- [Instructions to follow] Exactly reproduce the line containing "Read out every word on this page." and all later lines to the end of the entries, leaving the pictures out of your copy.

- [Provided records]
----------
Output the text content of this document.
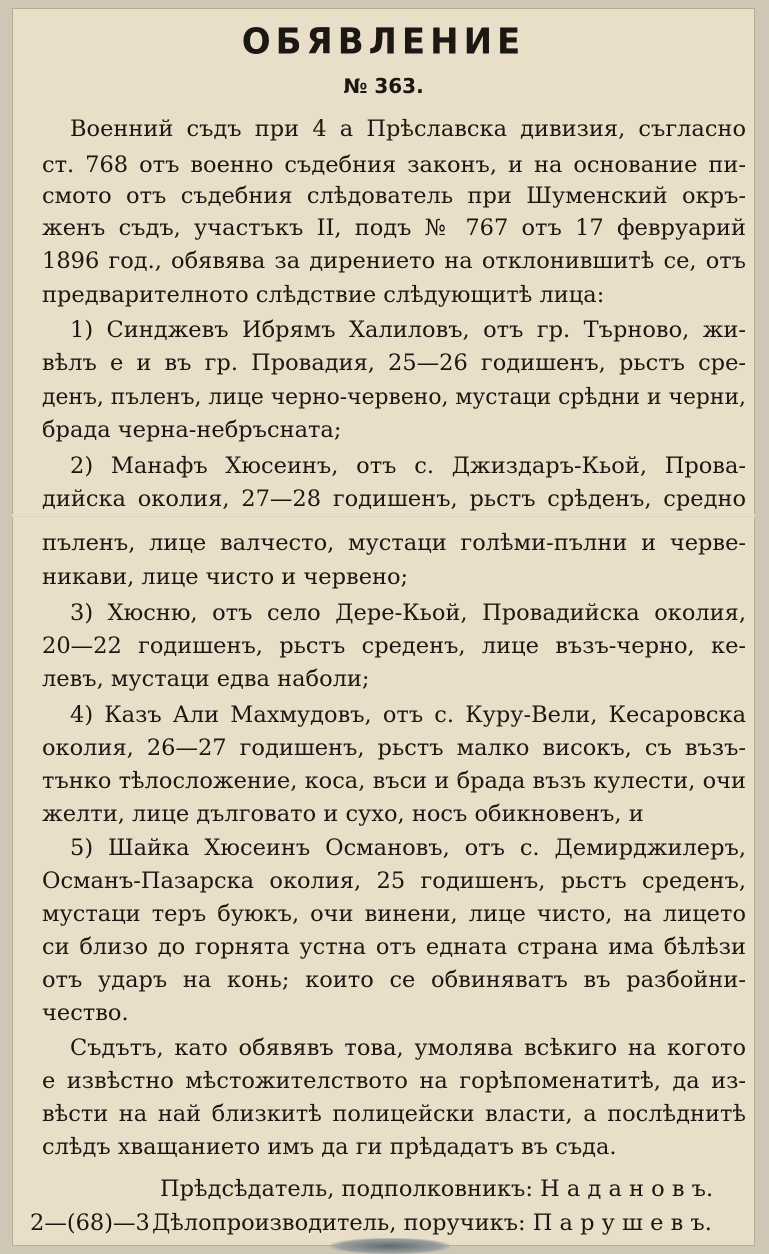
ОБЯВЛЕНИЕ
№ 363.
Военний съдъ при 4 а Прѣславска дивизия, съгласно
ст. 768 отъ военно съдебния законъ, и на основание пи-
смото отъ съдебния слѣдователь при Шуменский окръ-
женъ съдъ, участъкъ II, подъ № 767 отъ 17 февруарий
1896 год., обявява за дирението на отклонившитѣ се, отъ
предварителното слѣдствие слѣдующитѣ лица:
1) Синджевъ Ибрямъ Халиловъ, отъ гр. Търново, жи-
вѣлъ е и въ гр. Провадия, 25—26 годишенъ, рьстъ сре-
денъ, пъленъ, лице черно-червено, мустаци срѣдни и черни,
брада черна-небръсната;
2) Манафъ Хюсеинъ, отъ с. Джиздаръ-Кьой, Прова-
дийска околия, 27—28 годишенъ, рьстъ срѣденъ, средно
пъленъ, лице валчесто, мустаци голѣми-пълни и черве-
никави, лице чисто и червено;
3) Хюсню, отъ село Дере-Кьой, Провадийска околия,
20—22 годишенъ, рьстъ среденъ, лице възъ-черно, ке-
левъ, мустаци едва наболи;
4) Казъ Али Махмудовъ, отъ с. Куру-Вели, Кесаровска
околия, 26—27 годишенъ, рьстъ малко високъ, съ възъ-
тънко тѣлосложение, коса, въси и брада възъ кулести, очи
желти, лице дълговато и сухо, носъ обикновенъ, и
5) Шайка Хюсеинъ Османовъ, отъ с. Демирджилеръ,
Османъ-Пазарска околия, 25 годишенъ, рьстъ среденъ,
мустаци теръ буюкъ, очи винени, лице чисто, на лицето
си близо до горнята устна отъ едната страна има бѣлѣзи
отъ ударъ на конь; които се обвиняватъ въ разбойни-
чество.
Съдътъ, като обявявъ това, умолява всѣкиго на когото
е извѣстно мѣстожителството на горѣпоменатитѣ, да из-
вѣсти на най близкитѣ полицейски власти, а послѣднитѣ
слѣдъ хващанието имъ да ги прѣдадатъ въ съда.
Прѣдсѣдатель, подполковникъ: Н а д а н о в ъ.
2—(68)—3 Дѣлопроизводитель, поручикъ: П а р у ш е в ъ.
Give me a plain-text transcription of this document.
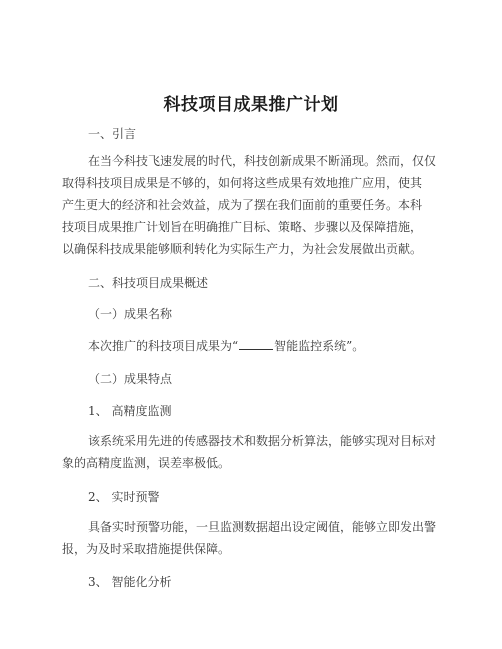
科技项目成果推广计划
一、引言
在当今科技飞速发展的时代，科技创新成果不断涌现。然而，仅仅
取得科技项目成果是不够的，如何将这些成果有效地推广应用，使其
产生更大的经济和社会效益，成为了摆在我们面前的重要任务。本科
技项目成果推广计划旨在明确推广目标、策略、步骤以及保障措施，
以确保科技成果能够顺利转化为实际生产力，为社会发展做出贡献。
二、科技项目成果概述
（一）成果名称
本次推广的科技项目成果为“	智能监控系统”。
（二）成果特点
1、 高精度监测
该系统采用先进的传感器技术和数据分析算法，能够实现对目标对
象的高精度监测，误差率极低。
2、 实时预警
具备实时预警功能，一旦监测数据超出设定阈值，能够立即发出警
报，为及时采取措施提供保障。
3、 智能化分析
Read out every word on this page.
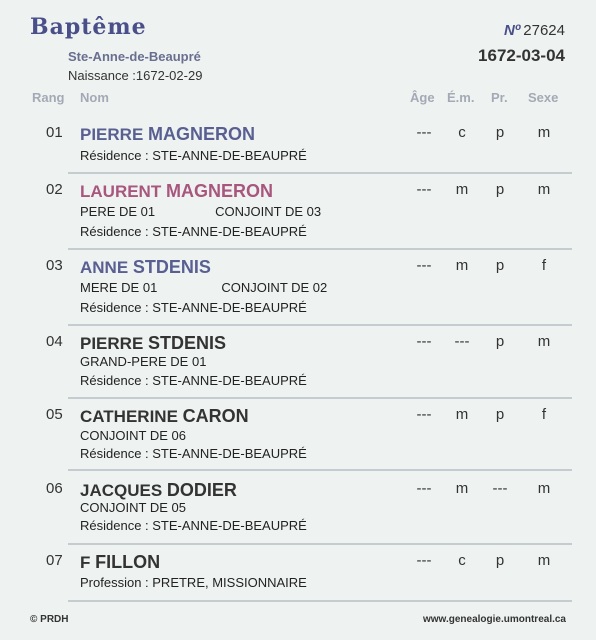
Baptême
Ste-Anne-de-Beaupré
Naissance :1672-02-29
Nº 27624
1672-03-04
Rang Nom	Âge É.m. Pr. Sexe
01 PIERRE MAGNERON
Résidence : STE-ANNE-DE-BEAUPRÉ
---	c	p	m
02 LAURENT MAGNERON
PERE DE 01	CONJOINT DE 03
Résidence : STE-ANNE-DE-BEAUPRÉ
---	m	p	m
03 ANNE STDENIS
MERE DE 01	CONJOINT DE 02
Résidence : STE-ANNE-DE-BEAUPRÉ
---	m	p	f
04 PIERRE STDENIS
GRAND-PERE DE 01
Résidence : STE-ANNE-DE-BEAUPRÉ
---	---	p	m
05 CATHERINE CARON
CONJOINT DE 06
Résidence : STE-ANNE-DE-BEAUPRÉ
---	m	p	f
06 JACQUES DODIER
CONJOINT DE 05
Résidence : STE-ANNE-DE-BEAUPRÉ
---	m	---	m
07 F FILLON
Profession : PRETRE, MISSIONNAIRE
---	c	p	m
© PRDH	www.genealogie.umontreal.ca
----------
- [Full output]
Read out every word on this page.
Baptême
Ste-Anne-de-Beaupré
Naissance :1672-02-29
Nº 27624
1672-03-04
Rang Nom	Âge É.m. Pr. Sexe
01 PIERRE MAGNERON
Résidence : STE-ANNE-DE-BEAUPRÉ
---	c	p	m
02 LAURENT MAGNERON
PERE DE 01	CONJOINT DE 03
Résidence : STE-ANNE-DE-BEAUPRÉ
---	m	p	m
03 ANNE STDENIS
MERE DE 01	CONJOINT DE 02
Résidence : STE-ANNE-DE-BEAUPRÉ
---	m	p	f
04 PIERRE STDENIS
GRAND-PERE DE 01
Résidence : STE-ANNE-DE-BEAUPRÉ
---	---	p	m
05 CATHERINE CARON
CONJOINT DE 06
Résidence : STE-ANNE-DE-BEAUPRÉ
---	m	p	f
06 JACQUES DODIER
CONJOINT DE 05
Résidence : STE-ANNE-DE-BEAUPRÉ
---	m	---	m
07 F FILLON
Profession : PRETRE, MISSIONNAIRE
---	c	p	m
© PRDH	www.genealogie.umontreal.ca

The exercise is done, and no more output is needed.